====== Extracted data
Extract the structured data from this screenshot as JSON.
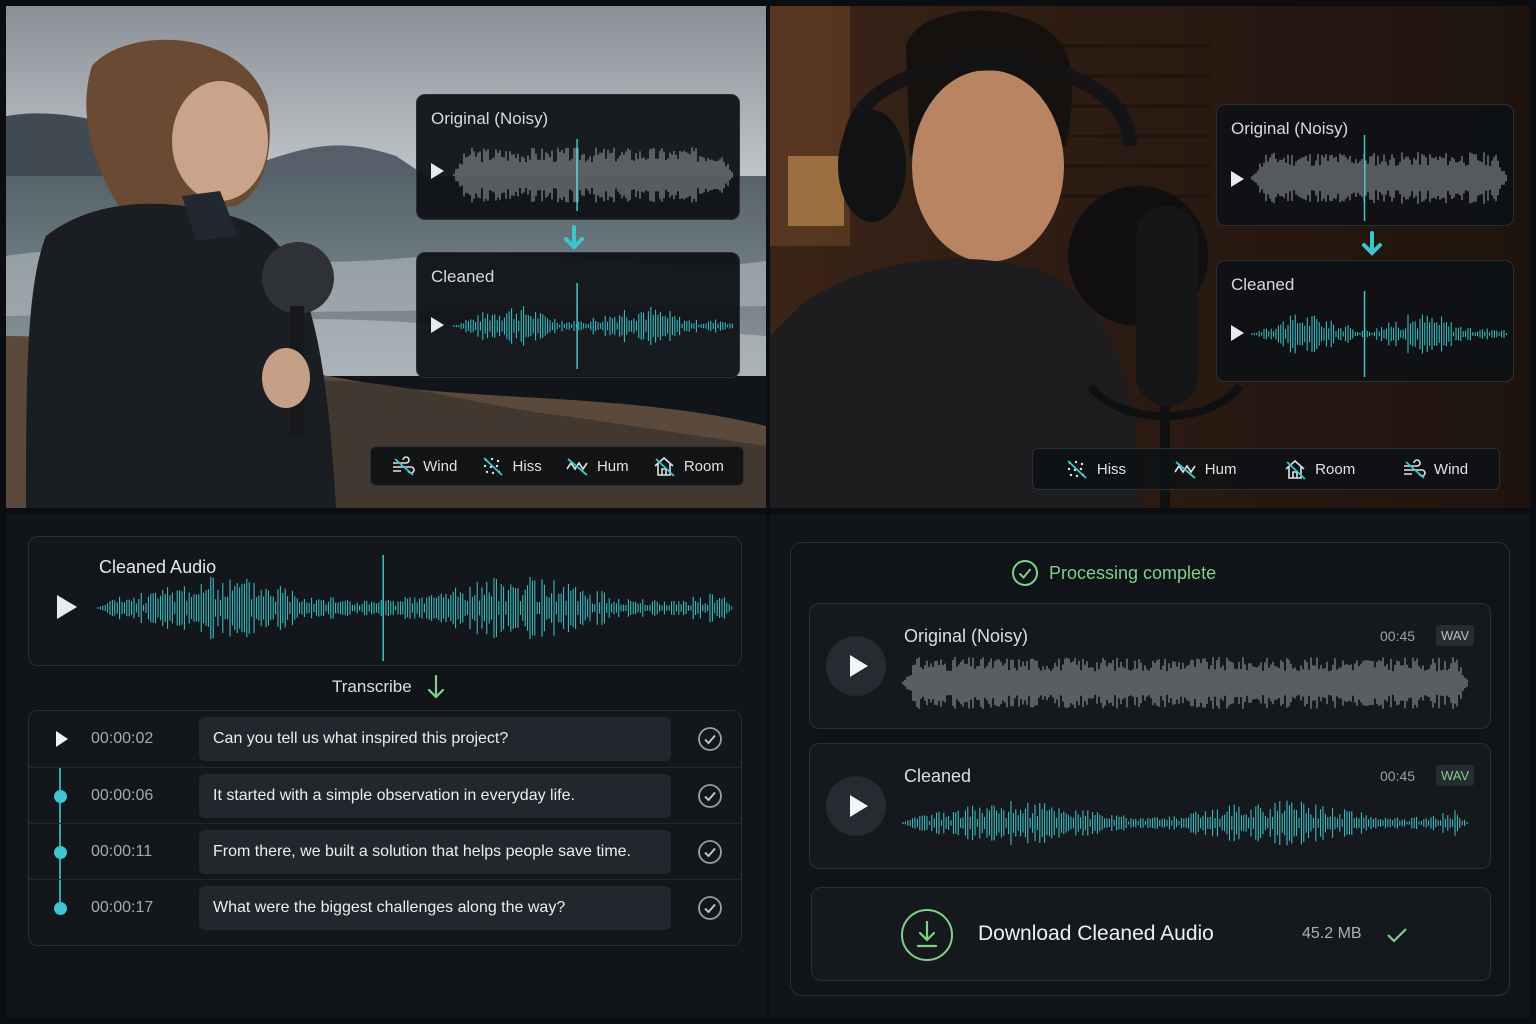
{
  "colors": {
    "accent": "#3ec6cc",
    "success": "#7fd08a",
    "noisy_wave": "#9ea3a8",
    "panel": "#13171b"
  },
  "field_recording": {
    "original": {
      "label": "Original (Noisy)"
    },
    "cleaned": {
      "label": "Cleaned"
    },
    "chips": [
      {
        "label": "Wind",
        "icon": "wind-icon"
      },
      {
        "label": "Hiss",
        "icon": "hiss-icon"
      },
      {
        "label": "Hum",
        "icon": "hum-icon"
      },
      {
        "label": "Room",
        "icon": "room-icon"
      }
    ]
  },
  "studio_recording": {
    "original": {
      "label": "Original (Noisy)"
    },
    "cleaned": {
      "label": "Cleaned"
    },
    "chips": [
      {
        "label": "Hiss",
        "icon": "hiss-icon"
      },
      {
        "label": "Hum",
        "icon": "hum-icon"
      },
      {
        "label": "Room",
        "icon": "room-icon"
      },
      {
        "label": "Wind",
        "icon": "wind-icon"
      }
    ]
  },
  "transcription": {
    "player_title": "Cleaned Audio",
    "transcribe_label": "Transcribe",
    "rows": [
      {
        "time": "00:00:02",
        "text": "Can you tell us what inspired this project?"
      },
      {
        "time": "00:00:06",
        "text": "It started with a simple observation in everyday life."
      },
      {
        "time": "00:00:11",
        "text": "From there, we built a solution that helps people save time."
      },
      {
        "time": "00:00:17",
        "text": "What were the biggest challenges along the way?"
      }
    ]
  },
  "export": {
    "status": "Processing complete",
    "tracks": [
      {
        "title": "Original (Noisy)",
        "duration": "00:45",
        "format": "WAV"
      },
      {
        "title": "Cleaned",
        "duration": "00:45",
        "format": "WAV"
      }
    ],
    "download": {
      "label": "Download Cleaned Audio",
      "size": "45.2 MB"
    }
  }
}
============
Work instructions: Of the lines above, how many include the word "time"? Reply with the number alone.

Full answer: 5